- [EXERCISE BRIEF] Put every line of the rows below into a JSON list of strings, one string per line, leaving out blank lines.

- [RECORDED INFORMATION]
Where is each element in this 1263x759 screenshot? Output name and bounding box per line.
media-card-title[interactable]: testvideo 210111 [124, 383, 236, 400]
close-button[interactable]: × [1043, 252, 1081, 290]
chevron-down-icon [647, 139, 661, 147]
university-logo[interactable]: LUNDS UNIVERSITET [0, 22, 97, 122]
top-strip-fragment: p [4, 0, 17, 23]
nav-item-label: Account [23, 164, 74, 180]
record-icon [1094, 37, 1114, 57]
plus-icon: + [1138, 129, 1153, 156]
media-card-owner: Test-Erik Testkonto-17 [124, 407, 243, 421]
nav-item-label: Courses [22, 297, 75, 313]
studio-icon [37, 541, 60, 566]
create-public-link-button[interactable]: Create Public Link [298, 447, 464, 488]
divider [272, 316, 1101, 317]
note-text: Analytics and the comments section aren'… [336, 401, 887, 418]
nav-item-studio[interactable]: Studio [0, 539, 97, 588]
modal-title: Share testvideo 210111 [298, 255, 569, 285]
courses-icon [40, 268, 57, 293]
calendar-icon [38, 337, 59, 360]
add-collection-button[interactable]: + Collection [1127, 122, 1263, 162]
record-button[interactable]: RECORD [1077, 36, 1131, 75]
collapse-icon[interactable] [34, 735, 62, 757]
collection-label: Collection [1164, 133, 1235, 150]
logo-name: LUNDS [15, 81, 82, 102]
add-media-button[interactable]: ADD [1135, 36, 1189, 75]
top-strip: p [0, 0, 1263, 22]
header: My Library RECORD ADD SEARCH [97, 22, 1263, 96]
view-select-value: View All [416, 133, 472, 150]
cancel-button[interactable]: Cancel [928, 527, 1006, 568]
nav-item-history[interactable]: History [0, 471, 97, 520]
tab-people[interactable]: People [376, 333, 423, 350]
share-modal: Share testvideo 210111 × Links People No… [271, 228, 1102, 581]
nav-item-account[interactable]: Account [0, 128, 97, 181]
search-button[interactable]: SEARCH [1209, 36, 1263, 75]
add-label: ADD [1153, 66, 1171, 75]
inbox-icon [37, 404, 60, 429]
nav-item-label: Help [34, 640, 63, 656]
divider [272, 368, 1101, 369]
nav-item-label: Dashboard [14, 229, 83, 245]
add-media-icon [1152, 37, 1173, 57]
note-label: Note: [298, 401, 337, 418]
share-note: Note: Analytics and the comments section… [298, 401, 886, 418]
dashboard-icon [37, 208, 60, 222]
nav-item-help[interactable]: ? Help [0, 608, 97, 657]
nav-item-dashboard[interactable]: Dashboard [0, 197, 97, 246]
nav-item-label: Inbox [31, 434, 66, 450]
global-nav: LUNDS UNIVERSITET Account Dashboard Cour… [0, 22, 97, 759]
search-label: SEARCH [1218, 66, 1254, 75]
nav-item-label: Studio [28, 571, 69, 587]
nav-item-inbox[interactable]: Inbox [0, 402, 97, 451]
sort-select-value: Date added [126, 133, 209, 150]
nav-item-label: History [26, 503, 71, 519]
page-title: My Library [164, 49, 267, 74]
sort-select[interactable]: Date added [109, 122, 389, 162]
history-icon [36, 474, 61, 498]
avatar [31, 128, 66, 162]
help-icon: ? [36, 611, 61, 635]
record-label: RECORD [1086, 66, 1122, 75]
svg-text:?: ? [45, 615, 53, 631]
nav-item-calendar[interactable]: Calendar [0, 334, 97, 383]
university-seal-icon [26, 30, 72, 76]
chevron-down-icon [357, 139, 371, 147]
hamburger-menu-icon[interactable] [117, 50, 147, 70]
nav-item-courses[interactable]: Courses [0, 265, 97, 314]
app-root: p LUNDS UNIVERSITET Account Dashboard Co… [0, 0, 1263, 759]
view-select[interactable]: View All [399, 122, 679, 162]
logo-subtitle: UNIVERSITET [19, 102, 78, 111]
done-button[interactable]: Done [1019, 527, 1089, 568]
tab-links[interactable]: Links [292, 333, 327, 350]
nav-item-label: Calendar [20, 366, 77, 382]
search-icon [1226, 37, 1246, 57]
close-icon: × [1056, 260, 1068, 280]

- [WORKED ANSWER]
[
  "Where is each element in this 1263x759 screenshot? Output name and bounding box per line.",
  "media-card-title[interactable]: testvideo 210111 [124, 383, 236, 400]",
  "close-button[interactable]: × [1043, 252, 1081, 290]",
  "chevron-down-icon [647, 139, 661, 147]",
  "university-logo[interactable]: LUNDS UNIVERSITET [0, 22, 97, 122]",
  "top-strip-fragment: p [4, 0, 17, 23]",
  "nav-item-label: Account [23, 164, 74, 180]",
  "record-icon [1094, 37, 1114, 57]",
  "plus-icon: + [1138, 129, 1153, 156]",
  "media-card-owner: Test-Erik Testkonto-17 [124, 407, 243, 421]",
  "nav-item-label: Courses [22, 297, 75, 313]",
  "studio-icon [37, 541, 60, 566]",
  "create-public-link-button[interactable]: Create Public Link [298, 447, 464, 488]",
  "divider [272, 316, 1101, 317]",
  "note-text: Analytics and the comments section aren'… [336, 401, 887, 418]",
  "nav-item-studio[interactable]: Studio [0, 539, 97, 588]",
  "modal-title: Share testvideo 210111 [298, 255, 569, 285]",
  "courses-icon [40, 268, 57, 293]",
  "calendar-icon [38, 337, 59, 360]",
  "add-collection-button[interactable]: + Collection [1127, 122, 1263, 162]",
  "record-button[interactable]: RECORD [1077, 36, 1131, 75]",
  "collapse-icon[interactable] [34, 735, 62, 757]",
  "collection-label: Collection [1164, 133, 1235, 150]",
  "logo-name: LUNDS [15, 81, 82, 102]",
  "add-media-button[interactable]: ADD [1135, 36, 1189, 75]",
  "top-strip: p [0, 0, 1263, 22]",
  "header: My Library RECORD ADD SEARCH [97, 22, 1263, 96]",
  "view-select-value: View All [416, 133, 472, 150]",
  "cancel-button[interactable]: Cancel [928, 527, 1006, 568]",
  "nav-item-history[interactable]: History [0, 471, 97, 520]",
  "tab-people[interactable]: People [376, 333, 423, 350]",
  "share-modal: Share testvideo 210111 × Links People No… [271, 228, 1102, 581]",
  "nav-item-account[interactable]: Account [0, 128, 97, 181]",
  "search-button[interactable]: SEARCH [1209, 36, 1263, 75]",
  "add-label: ADD [1153, 66, 1171, 75]",
  "inbox-icon [37, 404, 60, 429]",
  "nav-item-label: Help [34, 640, 63, 656]",
  "divider [272, 368, 1101, 369]",
  "nav-item-label: Dashboard [14, 229, 83, 245]",
  "add-media-icon [1152, 37, 1173, 57]",
  "note-label: Note: [298, 401, 337, 418]",
  "share-note: Note: Analytics and the comments section… [298, 401, 886, 418]",
  "dashboard-icon [37, 208, 60, 222]",
  "nav-item-help[interactable]: ? Help [0, 608, 97, 657]",
  "nav-item-dashboard[interactable]: Dashboard [0, 197, 97, 246]",
  "nav-item-label: Inbox [31, 434, 66, 450]",
  "global-nav: LUNDS UNIVERSITET Account Dashboard Cour… [0, 22, 97, 759]",
  "search-label: SEARCH [1218, 66, 1254, 75]",
  "nav-item-label: Studio [28, 571, 69, 587]",
  "nav-item-inbox[interactable]: Inbox [0, 402, 97, 451]",
  "sort-select-value: Date added [126, 133, 209, 150]",
  "nav-item-label: History [26, 503, 71, 519]",
  "page-title: My Library [164, 49, 267, 74]",
  "sort-select[interactable]: Date added [109, 122, 389, 162]",
  "history-icon [36, 474, 61, 498]",
  "avatar [31, 128, 66, 162]",
  "help-icon: ? [36, 611, 61, 635]",
  "record-label: RECORD [1086, 66, 1122, 75]",
  "svg-text:?: ? [45, 615, 53, 631]",
  "nav-item-calendar[interactable]: Calendar [0, 334, 97, 383]",
  "university-seal-icon [26, 30, 72, 76]",
  "chevron-down-icon [357, 139, 371, 147]",
  "hamburger-menu-icon[interactable] [117, 50, 147, 70]",
  "nav-item-courses[interactable]: Courses [0, 265, 97, 314]",
  "app-root: p LUNDS UNIVERSITET Account Dashboard Co… [0, 0, 1263, 759]",
  "view-select[interactable]: View All [399, 122, 679, 162]",
  "logo-subtitle: UNIVERSITET [19, 102, 78, 111]",
  "done-button[interactable]: Done [1019, 527, 1089, 568]",
  "tab-links[interactable]: Links [292, 333, 327, 350]",
  "nav-item-label: Calendar [20, 366, 77, 382]",
  "search-icon [1226, 37, 1246, 57]",
  "close-icon: × [1056, 260, 1068, 280]"
]